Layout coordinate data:
>>>

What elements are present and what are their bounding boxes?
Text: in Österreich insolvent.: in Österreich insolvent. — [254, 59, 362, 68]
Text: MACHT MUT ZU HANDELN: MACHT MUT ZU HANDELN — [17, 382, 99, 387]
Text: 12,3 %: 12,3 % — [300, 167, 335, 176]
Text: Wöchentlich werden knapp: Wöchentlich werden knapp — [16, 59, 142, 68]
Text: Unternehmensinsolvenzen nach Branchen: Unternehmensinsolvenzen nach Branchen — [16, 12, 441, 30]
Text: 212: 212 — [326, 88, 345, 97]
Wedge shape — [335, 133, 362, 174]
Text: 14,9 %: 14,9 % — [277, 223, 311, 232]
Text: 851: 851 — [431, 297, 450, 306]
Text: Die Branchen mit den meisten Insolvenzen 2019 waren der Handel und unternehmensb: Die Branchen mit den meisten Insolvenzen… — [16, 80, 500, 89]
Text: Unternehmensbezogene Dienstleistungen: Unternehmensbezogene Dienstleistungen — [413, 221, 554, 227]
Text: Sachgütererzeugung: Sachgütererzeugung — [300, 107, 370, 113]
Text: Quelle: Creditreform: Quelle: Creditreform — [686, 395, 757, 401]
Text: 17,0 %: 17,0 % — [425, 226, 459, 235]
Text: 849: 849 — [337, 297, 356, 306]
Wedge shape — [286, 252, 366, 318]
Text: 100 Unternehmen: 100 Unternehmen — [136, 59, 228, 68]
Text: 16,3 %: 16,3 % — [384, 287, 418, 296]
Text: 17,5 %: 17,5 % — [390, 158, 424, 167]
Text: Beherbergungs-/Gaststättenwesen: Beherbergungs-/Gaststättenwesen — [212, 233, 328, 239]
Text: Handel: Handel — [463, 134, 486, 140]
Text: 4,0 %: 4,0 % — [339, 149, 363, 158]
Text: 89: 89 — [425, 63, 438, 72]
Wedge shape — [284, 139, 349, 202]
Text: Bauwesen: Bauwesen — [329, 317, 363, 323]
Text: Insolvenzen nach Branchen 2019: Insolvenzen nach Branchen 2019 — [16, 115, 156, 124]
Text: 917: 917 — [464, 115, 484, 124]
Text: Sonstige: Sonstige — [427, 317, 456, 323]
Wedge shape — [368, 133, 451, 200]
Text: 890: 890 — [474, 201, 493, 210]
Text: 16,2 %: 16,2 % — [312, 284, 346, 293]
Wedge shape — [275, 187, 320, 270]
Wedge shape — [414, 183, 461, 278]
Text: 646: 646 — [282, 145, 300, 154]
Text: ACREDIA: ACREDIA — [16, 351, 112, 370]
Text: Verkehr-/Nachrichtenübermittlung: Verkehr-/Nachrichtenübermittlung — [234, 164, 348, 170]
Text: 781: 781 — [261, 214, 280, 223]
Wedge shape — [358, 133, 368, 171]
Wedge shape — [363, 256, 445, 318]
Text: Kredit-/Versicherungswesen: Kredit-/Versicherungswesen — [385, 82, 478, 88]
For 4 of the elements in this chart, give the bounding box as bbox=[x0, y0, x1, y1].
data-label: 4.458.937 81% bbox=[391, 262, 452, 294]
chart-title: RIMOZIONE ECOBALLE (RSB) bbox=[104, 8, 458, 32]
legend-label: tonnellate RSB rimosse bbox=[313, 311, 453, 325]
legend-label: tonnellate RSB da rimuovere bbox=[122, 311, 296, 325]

<<<

**Written request**
Can you recast every line of the items above as a JSON list of strings, one string per line, with blank lines skipped?

**Response for this exercise**
[
  "What elements are present and what are their bounding boxes?",
  "Text: in Österreich insolvent.: in Österreich insolvent. — [254, 59, 362, 68]",
  "Text: MACHT MUT ZU HANDELN: MACHT MUT ZU HANDELN — [17, 382, 99, 387]",
  "Text: 12,3 %: 12,3 % — [300, 167, 335, 176]",
  "Text: Wöchentlich werden knapp: Wöchentlich werden knapp — [16, 59, 142, 68]",
  "Text: Unternehmensinsolvenzen nach Branchen: Unternehmensinsolvenzen nach Branchen — [16, 12, 441, 30]",
  "Text: 212: 212 — [326, 88, 345, 97]",
  "Wedge shape — [335, 133, 362, 174]",
  "Text: 14,9 %: 14,9 % — [277, 223, 311, 232]",
  "Text: 851: 851 — [431, 297, 450, 306]",
  "Text: Die Branchen mit den meisten Insolvenzen 2019 waren der Handel und unternehmensb: Die Branchen mit den meisten Insolvenzen… — [16, 80, 500, 89]",
  "Text: Unternehmensbezogene Dienstleistungen: Unternehmensbezogene Dienstleistungen — [413, 221, 554, 227]",
  "Text: Sachgütererzeugung: Sachgütererzeugung — [300, 107, 370, 113]",
  "Text: Quelle: Creditreform: Quelle: Creditreform — [686, 395, 757, 401]",
  "Text: 17,0 %: 17,0 % — [425, 226, 459, 235]",
  "Text: 849: 849 — [337, 297, 356, 306]",
  "Wedge shape — [286, 252, 366, 318]",
  "Text: 100 Unternehmen: 100 Unternehmen — [136, 59, 228, 68]",
  "Text: 16,3 %: 16,3 % — [384, 287, 418, 296]",
  "Text: 17,5 %: 17,5 % — [390, 158, 424, 167]",
  "Text: Beherbergungs-/Gaststättenwesen: Beherbergungs-/Gaststättenwesen — [212, 233, 328, 239]",
  "Text: Handel: Handel — [463, 134, 486, 140]",
  "Text: 4,0 %: 4,0 % — [339, 149, 363, 158]",
  "Text: 89: 89 — [425, 63, 438, 72]",
  "Wedge shape — [284, 139, 349, 202]",
  "Text: Bauwesen: Bauwesen — [329, 317, 363, 323]",
  "Text: Insolvenzen nach Branchen 2019: Insolvenzen nach Branchen 2019 — [16, 115, 156, 124]",
  "Text: 917: 917 — [464, 115, 484, 124]",
  "Text: Sonstige: Sonstige — [427, 317, 456, 323]",
  "Wedge shape — [368, 133, 451, 200]",
  "Text: 890: 890 — [474, 201, 493, 210]",
  "Text: 16,2 %: 16,2 % — [312, 284, 346, 293]",
  "Wedge shape — [275, 187, 320, 270]",
  "Wedge shape — [414, 183, 461, 278]",
  "Text: 646: 646 — [282, 145, 300, 154]",
  "Text: ACREDIA: ACREDIA — [16, 351, 112, 370]",
  "Text: Verkehr-/Nachrichtenübermittlung: Verkehr-/Nachrichtenübermittlung — [234, 164, 348, 170]",
  "Text: 781: 781 — [261, 214, 280, 223]",
  "Wedge shape — [358, 133, 368, 171]",
  "Wedge shape — [363, 256, 445, 318]",
  "Text: Kredit-/Versicherungswesen: Kredit-/Versicherungswesen — [385, 82, 478, 88]",
  "For 4 of the elements in this chart, give the bounding box as bbox=[x0, y0, x1, y1].",
  "data-label: 4.458.937 81% bbox=[391, 262, 452, 294]",
  "chart-title: RIMOZIONE ECOBALLE (RSB) bbox=[104, 8, 458, 32]",
  "legend-label: tonnellate RSB rimosse bbox=[313, 311, 453, 325]",
  "legend-label: tonnellate RSB da rimuovere bbox=[122, 311, 296, 325]"
]